YOUR OBJECTIVE =
Could you set out every line of the data below as a numbered list, skipping blank lines and leaving the pictures out?
━━━━━ DATA FOR THIS EXERCISE
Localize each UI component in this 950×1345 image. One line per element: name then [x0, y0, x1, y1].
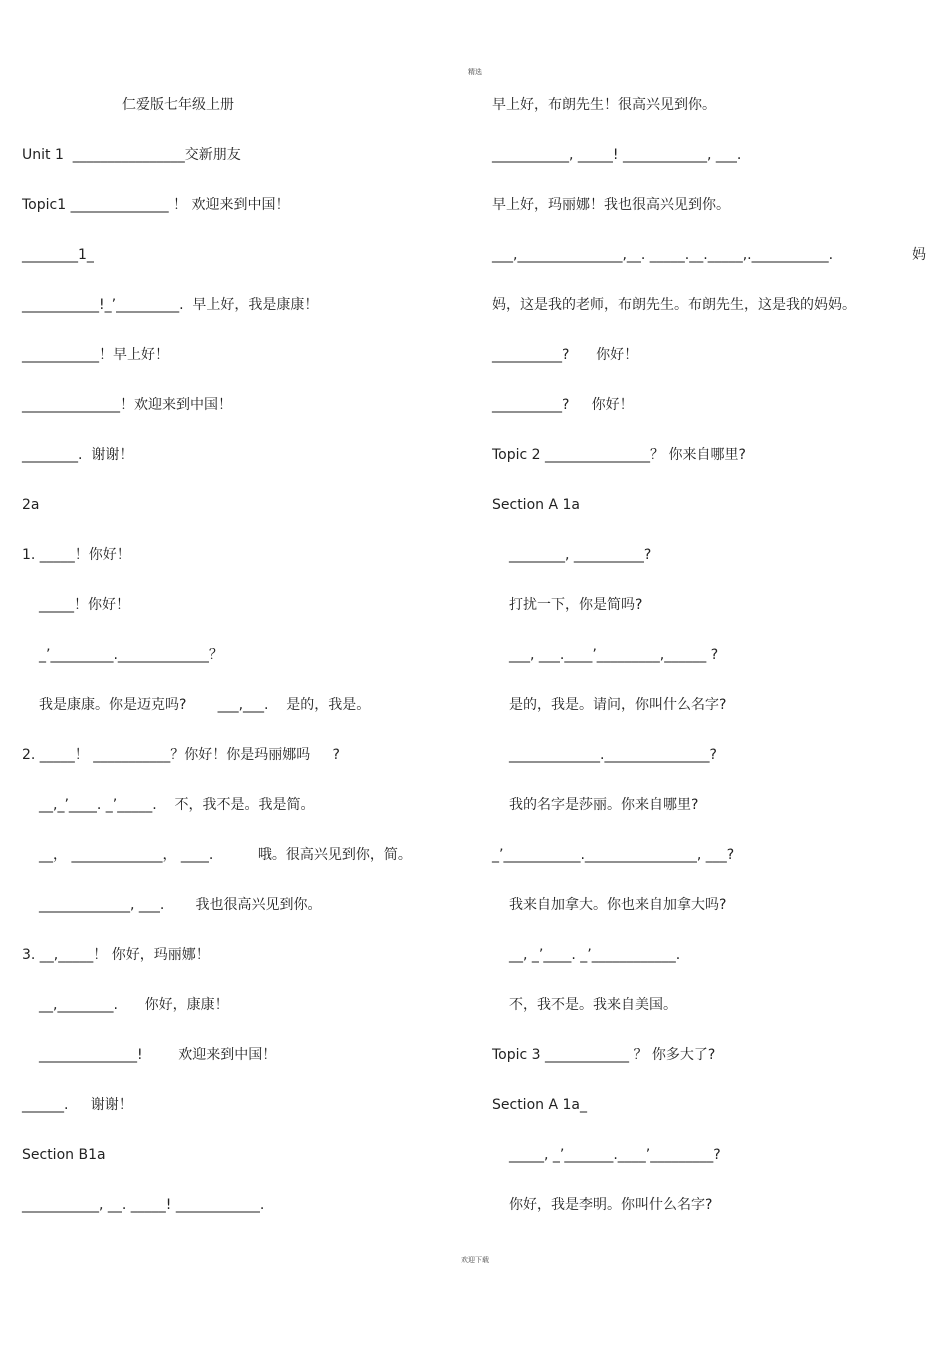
- exercise-line: __， _____________， ____. 哦。很高兴见到你，简。: [39, 847, 412, 863]
- exercise-line: 你好，我是李明。你叫什么名字?: [509, 1197, 713, 1213]
- section-heading: Section B1a: [22, 1147, 106, 1163]
- exercise-line: ___________, __. _____! ____________.: [22, 1197, 265, 1213]
- exercise-line: __, _’____. _’____________.: [509, 947, 681, 963]
- exercise-line: _____！你好！: [39, 597, 130, 613]
- exercise-line: ___________, _____! ____________, ___.: [492, 147, 742, 163]
- exercise-line: 我的名字是莎丽。你来自哪里?: [509, 797, 699, 813]
- exercise-line: ______________！欢迎来到中国！: [22, 397, 232, 413]
- section-heading: Section A 1a_: [492, 1097, 587, 1113]
- exercise-line: ______________! 欢迎来到中国！: [39, 1047, 277, 1063]
- exercise-line-trail: 妈: [912, 247, 926, 263]
- exercise-line: 不，我不是。我来自美国。: [509, 997, 677, 1013]
- exercise-line: ________, __________?: [509, 547, 652, 563]
- exercise-line: 2. _____！ ___________？你好！你是玛丽娜吗 ?: [22, 747, 340, 763]
- topic-heading: Topic 2 _______________？ 你来自哪里?: [492, 447, 746, 463]
- exercise-line: 打扰一下，你是简吗?: [509, 597, 643, 613]
- exercise-line: __________? 你好！: [492, 397, 634, 413]
- exercise-line-text: ___,_______________,__. _____.__._____,.___________.: [492, 247, 834, 263]
- exercise-line: _’___________.________________, ___?: [492, 847, 735, 863]
- page-footer: 欢迎下载: [461, 1256, 489, 1264]
- exercise-line: ___________！早上好！: [22, 347, 169, 363]
- exercise-line: 早上好，玛丽娜！我也很高兴见到你。: [492, 197, 730, 213]
- exercise-line: _’_________._____________？: [39, 647, 223, 663]
- exercise-line: 是的，我是。请问，你叫什么名字?: [509, 697, 727, 713]
- left-column: [22, 93, 462, 1243]
- exercise-line: 我来自加拿大。你也来自加拿大吗?: [509, 897, 727, 913]
- document-title: 仁爱版七年级上册: [122, 97, 234, 113]
- exercise-line: 早上好，布朗先生！很高兴见到你。: [492, 97, 716, 113]
- exercise-line: 3. __,_____！ 你好，玛丽娜！: [22, 947, 210, 963]
- right-column: [492, 93, 932, 1243]
- exercise-line: __,_’____. _’_____. 不，我不是。我是简。: [39, 797, 315, 813]
- exercise-line: ________. 谢谢！: [22, 447, 134, 463]
- section-heading: 2a: [22, 497, 40, 513]
- exercise-line: _____________, ___. 我也很高兴见到你。: [39, 897, 322, 913]
- section-heading: Section A 1a: [492, 497, 580, 513]
- exercise-line: ________1_: [22, 247, 94, 263]
- exercise-line: ______. 谢谢！: [22, 1097, 133, 1113]
- exercise-line: _____, _’_______.____’_________?: [509, 1147, 721, 1163]
- unit-heading: Unit 1 ________________交新朋友: [22, 147, 241, 163]
- exercise-line: [492, 243, 926, 293]
- exercise-line: _____________._______________?: [509, 747, 717, 763]
- exercise-line: ___________!_’_________. 早上好，我是康康！: [22, 297, 319, 313]
- exercise-line: 我是康康。你是迈克吗? ___,___. 是的，我是。: [39, 697, 371, 713]
- exercise-line: __,________. 你好，康康！: [39, 997, 229, 1013]
- exercise-line: __________? 你好！: [492, 347, 639, 363]
- exercise-line: ___, ___.____’_________,______ ?: [509, 647, 719, 663]
- page-header: 精选: [468, 68, 482, 76]
- topic-heading: Topic1 ______________ ！ 欢迎来到中国！: [22, 197, 290, 213]
- exercise-line: 1. _____！你好！: [22, 547, 131, 563]
- topic-heading: Topic 3 ____________ ？ 你多大了?: [492, 1047, 716, 1063]
- exercise-line: 妈，这是我的老师，布朗先生。布朗先生，这是我的妈妈。: [492, 297, 856, 313]
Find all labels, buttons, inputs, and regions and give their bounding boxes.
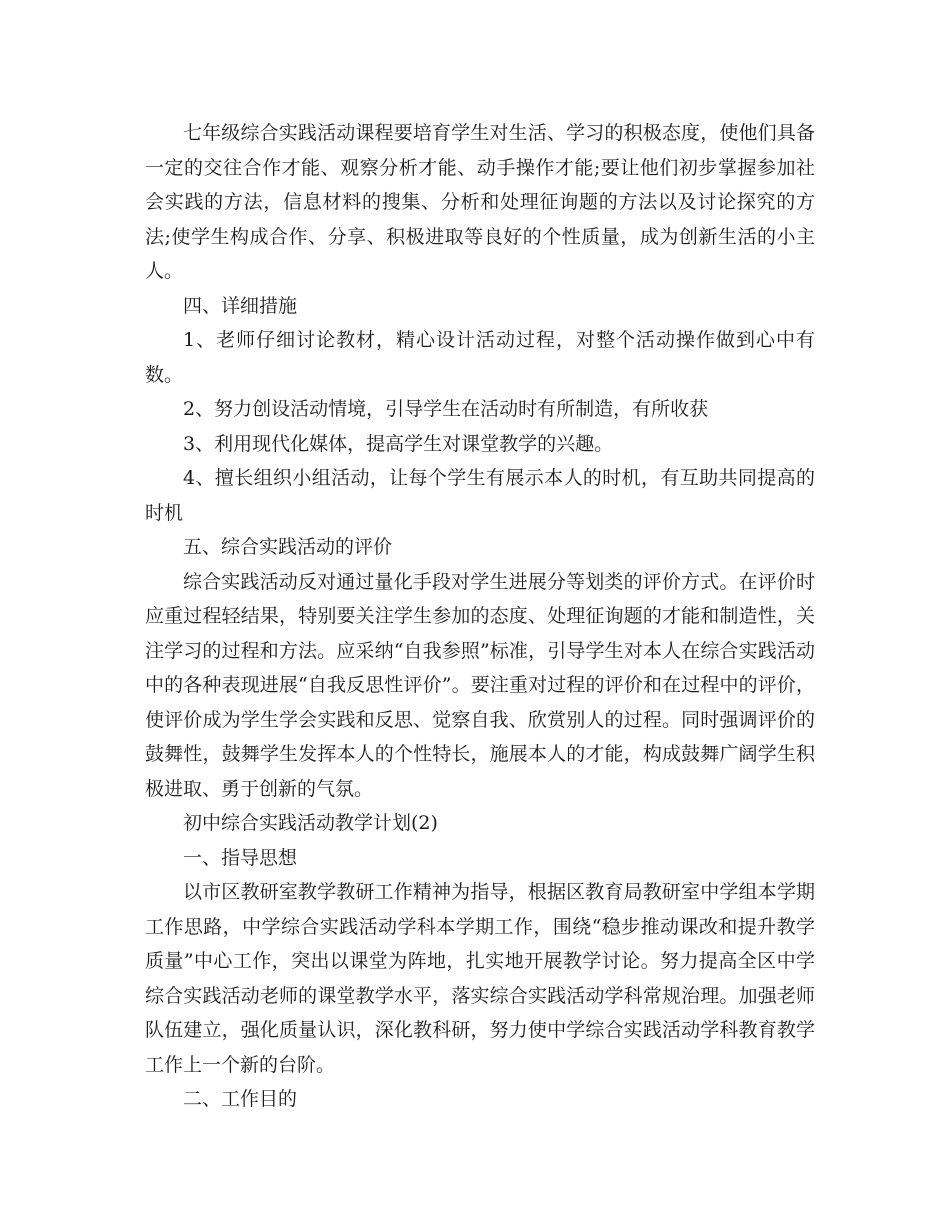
━━━━━━━━━━
ANSWER FOR THE TASK =
1. Localize each UI component in this 950×1345 image. One line per element: name then [x0, y0, x1, y1].
2. - exercise-line: __， _____________， ____. 哦。很高兴见到你，简。: [39, 847, 412, 863]
3. - exercise-line: 你好，我是李明。你叫什么名字?: [509, 1197, 713, 1213]
4. - section-heading: Section B1a: [22, 1147, 106, 1163]
5. - exercise-line: ___________, __. _____! ____________.: [22, 1197, 265, 1213]
6. - exercise-line: __, _’____. _’____________.: [509, 947, 681, 963]
7. - exercise-line: _____！你好！: [39, 597, 130, 613]
8. - exercise-line: ___________, _____! ____________, ___.: [492, 147, 742, 163]
9. - exercise-line: 我的名字是莎丽。你来自哪里?: [509, 797, 699, 813]
10. - exercise-line: ______________！欢迎来到中国！: [22, 397, 232, 413]
11. - section-heading: Section A 1a_: [492, 1097, 587, 1113]
12. - exercise-line: ______________! 欢迎来到中国！: [39, 1047, 277, 1063]
13. - exercise-line-trail: 妈: [912, 247, 926, 263]
14. - exercise-line: 不，我不是。我来自美国。: [509, 997, 677, 1013]
15. - exercise-line: ________, __________?: [509, 547, 652, 563]
16. - exercise-line: 2. _____！ ___________？你好！你是玛丽娜吗 ?: [22, 747, 340, 763]
17. - topic-heading: Topic 2 _______________？ 你来自哪里?: [492, 447, 746, 463]
18. - exercise-line: 打扰一下，你是简吗?: [509, 597, 643, 613]
19. - exercise-line: __________? 你好！: [492, 397, 634, 413]
20. - exercise-line-text: ___,_______________,__. _____.__._____,.___________.: [492, 247, 834, 263]
21. - exercise-line: _’___________.________________, ___?: [492, 847, 735, 863]
22. - page-footer: 欢迎下载: [461, 1256, 489, 1264]
23. - exercise-line: ___________！早上好！: [22, 347, 169, 363]
24. - exercise-line: 早上好，玛丽娜！我也很高兴见到你。: [492, 197, 730, 213]
25. - exercise-line: _’_________._____________？: [39, 647, 223, 663]
26. - exercise-line: 是的，我是。请问，你叫什么名字?: [509, 697, 727, 713]
27. - left-column: [22, 93, 462, 1243]
28. - exercise-line: 我来自加拿大。你也来自加拿大吗?: [509, 897, 727, 913]
29. - document-title: 仁爱版七年级上册: [122, 97, 234, 113]
30. - exercise-line: 早上好，布朗先生！很高兴见到你。: [492, 97, 716, 113]
31. - exercise-line: 3. __,_____！ 你好，玛丽娜！: [22, 947, 210, 963]
32. - right-column: [492, 93, 932, 1243]
33. - exercise-line: __,_’____. _’_____. 不，我不是。我是简。: [39, 797, 315, 813]
34. - exercise-line: ________. 谢谢！: [22, 447, 134, 463]
35. - section-heading: 2a: [22, 497, 40, 513]
36. - exercise-line: _____________, ___. 我也很高兴见到你。: [39, 897, 322, 913]
37. - section-heading: Section A 1a: [492, 497, 580, 513]
38. - exercise-line: ________1_: [22, 247, 94, 263]
39. - exercise-line: ______. 谢谢！: [22, 1097, 133, 1113]
40. - exercise-line: _____, _’_______.____’_________?: [509, 1147, 721, 1163]
41. - unit-heading: Unit 1 ________________交新朋友: [22, 147, 241, 163]
42. - exercise-line: [492, 243, 926, 293]
43. - exercise-line: _____________._______________?: [509, 747, 717, 763]
44. - exercise-line: ___________!_’_________. 早上好，我是康康！: [22, 297, 319, 313]
45. - exercise-line: 我是康康。你是迈克吗? ___,___. 是的，我是。: [39, 697, 371, 713]
46. - exercise-line: __,________. 你好，康康！: [39, 997, 229, 1013]
47. - exercise-line: __________? 你好！: [492, 347, 639, 363]
48. - exercise-line: ___, ___.____’_________,______ ?: [509, 647, 719, 663]
49. - page-header: 精选: [468, 68, 482, 76]
50. - topic-heading: Topic1 ______________ ！ 欢迎来到中国！: [22, 197, 290, 213]
51. - exercise-line: 1. _____！你好！: [22, 547, 131, 563]
52. - topic-heading: Topic 3 ____________ ？ 你多大了?: [492, 1047, 716, 1063]
53. - exercise-line: 妈，这是我的老师，布朗先生。布朗先生，这是我的妈妈。: [492, 297, 856, 313]
54. Find all labels, buttons, inputs, and regions and give their bounding boxes.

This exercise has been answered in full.